#### Work required:
Extract every line from all of the records below and copy each one unchanged, character for character.

#### Listed entries:
______________________________
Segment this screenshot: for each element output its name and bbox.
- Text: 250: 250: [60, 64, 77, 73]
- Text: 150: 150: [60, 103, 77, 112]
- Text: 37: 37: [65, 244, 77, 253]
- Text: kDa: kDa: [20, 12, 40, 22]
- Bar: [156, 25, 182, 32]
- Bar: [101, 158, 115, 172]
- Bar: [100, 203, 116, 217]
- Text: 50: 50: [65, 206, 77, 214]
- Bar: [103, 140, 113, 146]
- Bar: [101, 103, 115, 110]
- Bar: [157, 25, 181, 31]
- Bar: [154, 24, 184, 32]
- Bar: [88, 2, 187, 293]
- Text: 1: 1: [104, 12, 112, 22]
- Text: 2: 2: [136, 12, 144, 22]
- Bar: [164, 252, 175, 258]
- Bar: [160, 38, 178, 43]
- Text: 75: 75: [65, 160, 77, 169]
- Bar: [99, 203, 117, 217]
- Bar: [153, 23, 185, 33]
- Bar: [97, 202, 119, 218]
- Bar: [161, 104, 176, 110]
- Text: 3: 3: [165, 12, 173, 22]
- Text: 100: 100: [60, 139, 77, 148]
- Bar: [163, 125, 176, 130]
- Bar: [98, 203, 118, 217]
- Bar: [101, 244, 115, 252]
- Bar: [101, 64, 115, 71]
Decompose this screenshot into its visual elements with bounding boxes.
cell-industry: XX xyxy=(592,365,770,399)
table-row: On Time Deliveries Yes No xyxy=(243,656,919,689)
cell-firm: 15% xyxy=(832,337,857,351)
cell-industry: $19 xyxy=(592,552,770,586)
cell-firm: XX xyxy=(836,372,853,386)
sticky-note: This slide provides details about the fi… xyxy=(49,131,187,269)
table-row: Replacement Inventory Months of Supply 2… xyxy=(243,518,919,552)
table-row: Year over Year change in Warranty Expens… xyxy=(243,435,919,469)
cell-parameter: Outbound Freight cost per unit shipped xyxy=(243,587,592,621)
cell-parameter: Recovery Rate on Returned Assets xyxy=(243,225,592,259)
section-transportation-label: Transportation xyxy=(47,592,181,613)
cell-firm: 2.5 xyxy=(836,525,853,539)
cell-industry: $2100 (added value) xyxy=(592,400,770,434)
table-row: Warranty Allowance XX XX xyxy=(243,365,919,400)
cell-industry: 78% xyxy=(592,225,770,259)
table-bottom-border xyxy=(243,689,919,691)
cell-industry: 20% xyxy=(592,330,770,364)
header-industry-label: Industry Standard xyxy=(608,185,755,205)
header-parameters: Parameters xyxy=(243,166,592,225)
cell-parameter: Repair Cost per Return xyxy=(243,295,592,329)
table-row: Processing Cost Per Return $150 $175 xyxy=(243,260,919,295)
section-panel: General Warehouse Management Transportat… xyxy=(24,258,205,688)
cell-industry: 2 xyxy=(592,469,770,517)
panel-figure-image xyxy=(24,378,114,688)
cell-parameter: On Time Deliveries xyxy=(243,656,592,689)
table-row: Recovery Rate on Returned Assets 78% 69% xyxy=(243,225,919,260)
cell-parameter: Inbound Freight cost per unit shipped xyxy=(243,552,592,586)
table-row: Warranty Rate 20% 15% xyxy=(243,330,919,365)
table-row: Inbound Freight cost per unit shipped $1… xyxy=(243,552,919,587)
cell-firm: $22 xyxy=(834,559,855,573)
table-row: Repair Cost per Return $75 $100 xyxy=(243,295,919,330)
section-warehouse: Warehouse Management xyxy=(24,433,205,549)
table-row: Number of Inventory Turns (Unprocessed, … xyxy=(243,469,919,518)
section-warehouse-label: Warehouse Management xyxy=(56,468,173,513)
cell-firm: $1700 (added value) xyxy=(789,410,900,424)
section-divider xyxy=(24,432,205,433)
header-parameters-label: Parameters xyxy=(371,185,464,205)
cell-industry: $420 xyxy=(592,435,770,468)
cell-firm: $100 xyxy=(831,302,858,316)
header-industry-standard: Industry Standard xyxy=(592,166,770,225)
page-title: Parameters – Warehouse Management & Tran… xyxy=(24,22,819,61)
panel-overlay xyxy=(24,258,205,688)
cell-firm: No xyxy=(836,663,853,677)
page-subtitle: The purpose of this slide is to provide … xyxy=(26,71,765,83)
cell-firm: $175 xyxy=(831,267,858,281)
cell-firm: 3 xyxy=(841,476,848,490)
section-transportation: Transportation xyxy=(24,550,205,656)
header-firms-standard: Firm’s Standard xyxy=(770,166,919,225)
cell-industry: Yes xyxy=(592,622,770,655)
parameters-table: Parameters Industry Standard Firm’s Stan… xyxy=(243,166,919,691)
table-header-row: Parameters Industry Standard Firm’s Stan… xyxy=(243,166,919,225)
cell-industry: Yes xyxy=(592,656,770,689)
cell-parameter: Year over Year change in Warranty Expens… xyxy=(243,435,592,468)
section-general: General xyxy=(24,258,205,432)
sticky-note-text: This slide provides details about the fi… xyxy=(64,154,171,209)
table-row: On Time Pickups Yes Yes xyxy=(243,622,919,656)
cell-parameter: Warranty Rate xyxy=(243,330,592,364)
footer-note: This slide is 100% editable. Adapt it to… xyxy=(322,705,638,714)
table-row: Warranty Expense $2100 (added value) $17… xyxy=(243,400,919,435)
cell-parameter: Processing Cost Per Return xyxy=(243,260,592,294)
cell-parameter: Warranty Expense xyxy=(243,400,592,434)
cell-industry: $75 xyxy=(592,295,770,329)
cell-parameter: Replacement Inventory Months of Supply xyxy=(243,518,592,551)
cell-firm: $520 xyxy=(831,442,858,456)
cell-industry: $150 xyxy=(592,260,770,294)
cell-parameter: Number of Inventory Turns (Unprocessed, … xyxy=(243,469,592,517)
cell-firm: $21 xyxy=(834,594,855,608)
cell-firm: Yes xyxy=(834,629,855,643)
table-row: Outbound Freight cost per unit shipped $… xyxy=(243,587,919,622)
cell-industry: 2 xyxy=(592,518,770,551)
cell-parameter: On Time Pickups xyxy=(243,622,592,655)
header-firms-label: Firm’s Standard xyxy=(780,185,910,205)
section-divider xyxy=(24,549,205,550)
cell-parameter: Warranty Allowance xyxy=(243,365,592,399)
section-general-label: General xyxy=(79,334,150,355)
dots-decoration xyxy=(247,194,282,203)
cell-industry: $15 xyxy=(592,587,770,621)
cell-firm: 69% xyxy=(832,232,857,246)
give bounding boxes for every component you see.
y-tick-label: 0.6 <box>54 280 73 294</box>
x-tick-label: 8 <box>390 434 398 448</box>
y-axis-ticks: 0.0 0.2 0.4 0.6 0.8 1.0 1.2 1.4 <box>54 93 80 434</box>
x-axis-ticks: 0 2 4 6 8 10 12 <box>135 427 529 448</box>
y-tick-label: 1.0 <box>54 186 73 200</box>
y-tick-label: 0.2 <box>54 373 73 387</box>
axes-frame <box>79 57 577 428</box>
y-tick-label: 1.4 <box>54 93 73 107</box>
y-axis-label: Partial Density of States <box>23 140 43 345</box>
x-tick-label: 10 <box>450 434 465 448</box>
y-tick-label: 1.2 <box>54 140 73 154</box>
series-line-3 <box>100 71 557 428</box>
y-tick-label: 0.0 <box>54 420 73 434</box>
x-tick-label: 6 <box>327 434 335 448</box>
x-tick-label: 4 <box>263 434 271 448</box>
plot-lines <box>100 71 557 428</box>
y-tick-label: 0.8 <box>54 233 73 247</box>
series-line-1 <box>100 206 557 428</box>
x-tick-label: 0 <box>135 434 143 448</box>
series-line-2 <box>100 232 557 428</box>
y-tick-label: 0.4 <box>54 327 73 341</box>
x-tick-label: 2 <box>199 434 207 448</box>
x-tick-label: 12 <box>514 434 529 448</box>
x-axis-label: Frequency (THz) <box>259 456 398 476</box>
______________________________
#### Exercise result:
Segment this screenshot: for each element output its name and bbox.
- Text: 250: 250: [60, 64, 77, 73]
- Text: 150: 150: [60, 103, 77, 112]
- Text: 37: 37: [65, 244, 77, 253]
- Text: kDa: kDa: [20, 12, 40, 22]
- Bar: [156, 25, 182, 32]
- Bar: [101, 158, 115, 172]
- Bar: [100, 203, 116, 217]
- Text: 50: 50: [65, 206, 77, 214]
- Bar: [103, 140, 113, 146]
- Bar: [101, 103, 115, 110]
- Bar: [157, 25, 181, 31]
- Bar: [154, 24, 184, 32]
- Bar: [88, 2, 187, 293]
- Text: 1: 1: [104, 12, 112, 22]
- Text: 2: 2: [136, 12, 144, 22]
- Bar: [164, 252, 175, 258]
- Bar: [160, 38, 178, 43]
- Text: 75: 75: [65, 160, 77, 169]
- Bar: [99, 203, 117, 217]
- Bar: [153, 23, 185, 33]
- Bar: [97, 202, 119, 218]
- Bar: [161, 104, 176, 110]
- Text: 3: 3: [165, 12, 173, 22]
- Text: 100: 100: [60, 139, 77, 148]
- Bar: [163, 125, 176, 130]
- Bar: [98, 203, 118, 217]
- Bar: [101, 244, 115, 252]
- Bar: [101, 64, 115, 71]
Decompose this screenshot into its visual elements with bounding boxes.
cell-industry: XX xyxy=(592,365,770,399)
table-row: On Time Deliveries Yes No xyxy=(243,656,919,689)
cell-firm: 15% xyxy=(832,337,857,351)
cell-industry: $19 xyxy=(592,552,770,586)
cell-firm: XX xyxy=(836,372,853,386)
sticky-note: This slide provides details about the fi… xyxy=(49,131,187,269)
table-row: Replacement Inventory Months of Supply 2… xyxy=(243,518,919,552)
table-row: Year over Year change in Warranty Expens… xyxy=(243,435,919,469)
cell-parameter: Outbound Freight cost per unit shipped xyxy=(243,587,592,621)
cell-parameter: Recovery Rate on Returned Assets xyxy=(243,225,592,259)
section-transportation-label: Transportation xyxy=(47,592,181,613)
cell-firm: 2.5 xyxy=(836,525,853,539)
cell-industry: $2100 (added value) xyxy=(592,400,770,434)
table-row: Warranty Allowance XX XX xyxy=(243,365,919,400)
cell-industry: 78% xyxy=(592,225,770,259)
table-bottom-border xyxy=(243,689,919,691)
cell-industry: 20% xyxy=(592,330,770,364)
header-industry-label: Industry Standard xyxy=(608,185,755,205)
header-parameters: Parameters xyxy=(243,166,592,225)
cell-parameter: Repair Cost per Return xyxy=(243,295,592,329)
table-row: Processing Cost Per Return $150 $175 xyxy=(243,260,919,295)
section-panel: General Warehouse Management Transportat… xyxy=(24,258,205,688)
cell-industry: 2 xyxy=(592,469,770,517)
panel-figure-image xyxy=(24,378,114,688)
cell-parameter: On Time Deliveries xyxy=(243,656,592,689)
table-row: Recovery Rate on Returned Assets 78% 69% xyxy=(243,225,919,260)
cell-parameter: Inbound Freight cost per unit shipped xyxy=(243,552,592,586)
table-row: Warranty Rate 20% 15% xyxy=(243,330,919,365)
table-row: Inbound Freight cost per unit shipped $1… xyxy=(243,552,919,587)
cell-firm: $22 xyxy=(834,559,855,573)
table-row: Repair Cost per Return $75 $100 xyxy=(243,295,919,330)
section-warehouse: Warehouse Management xyxy=(24,433,205,549)
table-row: Number of Inventory Turns (Unprocessed, … xyxy=(243,469,919,518)
section-warehouse-label: Warehouse Management xyxy=(56,468,173,513)
cell-firm: $1700 (added value) xyxy=(789,410,900,424)
section-divider xyxy=(24,432,205,433)
header-parameters-label: Parameters xyxy=(371,185,464,205)
cell-industry: $420 xyxy=(592,435,770,468)
cell-firm: $100 xyxy=(831,302,858,316)
header-industry-standard: Industry Standard xyxy=(592,166,770,225)
page-title: Parameters – Warehouse Management & Tran… xyxy=(24,22,819,61)
panel-overlay xyxy=(24,258,205,688)
cell-firm: No xyxy=(836,663,853,677)
page-subtitle: The purpose of this slide is to provide … xyxy=(26,71,765,83)
cell-firm: $175 xyxy=(831,267,858,281)
cell-firm: 3 xyxy=(841,476,848,490)
section-transportation: Transportation xyxy=(24,550,205,656)
header-firms-standard: Firm’s Standard xyxy=(770,166,919,225)
cell-industry: Yes xyxy=(592,622,770,655)
parameters-table: Parameters Industry Standard Firm’s Stan… xyxy=(243,166,919,691)
table-header-row: Parameters Industry Standard Firm’s Stan… xyxy=(243,166,919,225)
cell-industry: Yes xyxy=(592,656,770,689)
cell-parameter: Year over Year change in Warranty Expens… xyxy=(243,435,592,468)
section-general: General xyxy=(24,258,205,432)
sticky-note-text: This slide provides details about the fi… xyxy=(64,154,171,209)
table-row: On Time Pickups Yes Yes xyxy=(243,622,919,656)
cell-parameter: Warranty Rate xyxy=(243,330,592,364)
footer-note: This slide is 100% editable. Adapt it to… xyxy=(322,705,638,714)
table-row: Warranty Expense $2100 (added value) $17… xyxy=(243,400,919,435)
cell-parameter: Processing Cost Per Return xyxy=(243,260,592,294)
cell-parameter: Warranty Expense xyxy=(243,400,592,434)
cell-industry: $75 xyxy=(592,295,770,329)
cell-parameter: Replacement Inventory Months of Supply xyxy=(243,518,592,551)
cell-firm: $520 xyxy=(831,442,858,456)
cell-industry: $150 xyxy=(592,260,770,294)
cell-parameter: Number of Inventory Turns (Unprocessed, … xyxy=(243,469,592,517)
cell-firm: $21 xyxy=(834,594,855,608)
cell-firm: Yes xyxy=(834,629,855,643)
table-row: Outbound Freight cost per unit shipped $… xyxy=(243,587,919,622)
cell-industry: 2 xyxy=(592,518,770,551)
cell-parameter: On Time Pickups xyxy=(243,622,592,655)
header-firms-label: Firm’s Standard xyxy=(780,185,910,205)
section-divider xyxy=(24,549,205,550)
cell-parameter: Warranty Allowance xyxy=(243,365,592,399)
section-general-label: General xyxy=(79,334,150,355)
dots-decoration xyxy=(247,194,282,203)
cell-industry: $15 xyxy=(592,587,770,621)
cell-firm: 69% xyxy=(832,232,857,246)
give bounding boxes for every component you see.
y-tick-label: 0.6 <box>54 280 73 294</box>
x-tick-label: 8 <box>390 434 398 448</box>
y-axis-ticks: 0.0 0.2 0.4 0.6 0.8 1.0 1.2 1.4 <box>54 93 80 434</box>
x-axis-ticks: 0 2 4 6 8 10 12 <box>135 427 529 448</box>
y-tick-label: 1.0 <box>54 186 73 200</box>
y-tick-label: 0.2 <box>54 373 73 387</box>
axes-frame <box>79 57 577 428</box>
y-tick-label: 1.4 <box>54 93 73 107</box>
y-axis-label: Partial Density of States <box>23 140 43 345</box>
x-tick-label: 10 <box>450 434 465 448</box>
y-tick-label: 1.2 <box>54 140 73 154</box>
series-line-3 <box>100 71 557 428</box>
y-tick-label: 0.0 <box>54 420 73 434</box>
x-tick-label: 6 <box>327 434 335 448</box>
x-tick-label: 4 <box>263 434 271 448</box>
plot-lines <box>100 71 557 428</box>
y-tick-label: 0.8 <box>54 233 73 247</box>
series-line-1 <box>100 206 557 428</box>
x-tick-label: 0 <box>135 434 143 448</box>
series-line-2 <box>100 232 557 428</box>
y-tick-label: 0.4 <box>54 327 73 341</box>
x-tick-label: 2 <box>199 434 207 448</box>
x-tick-label: 12 <box>514 434 529 448</box>
x-axis-label: Frequency (THz) <box>259 456 398 476</box>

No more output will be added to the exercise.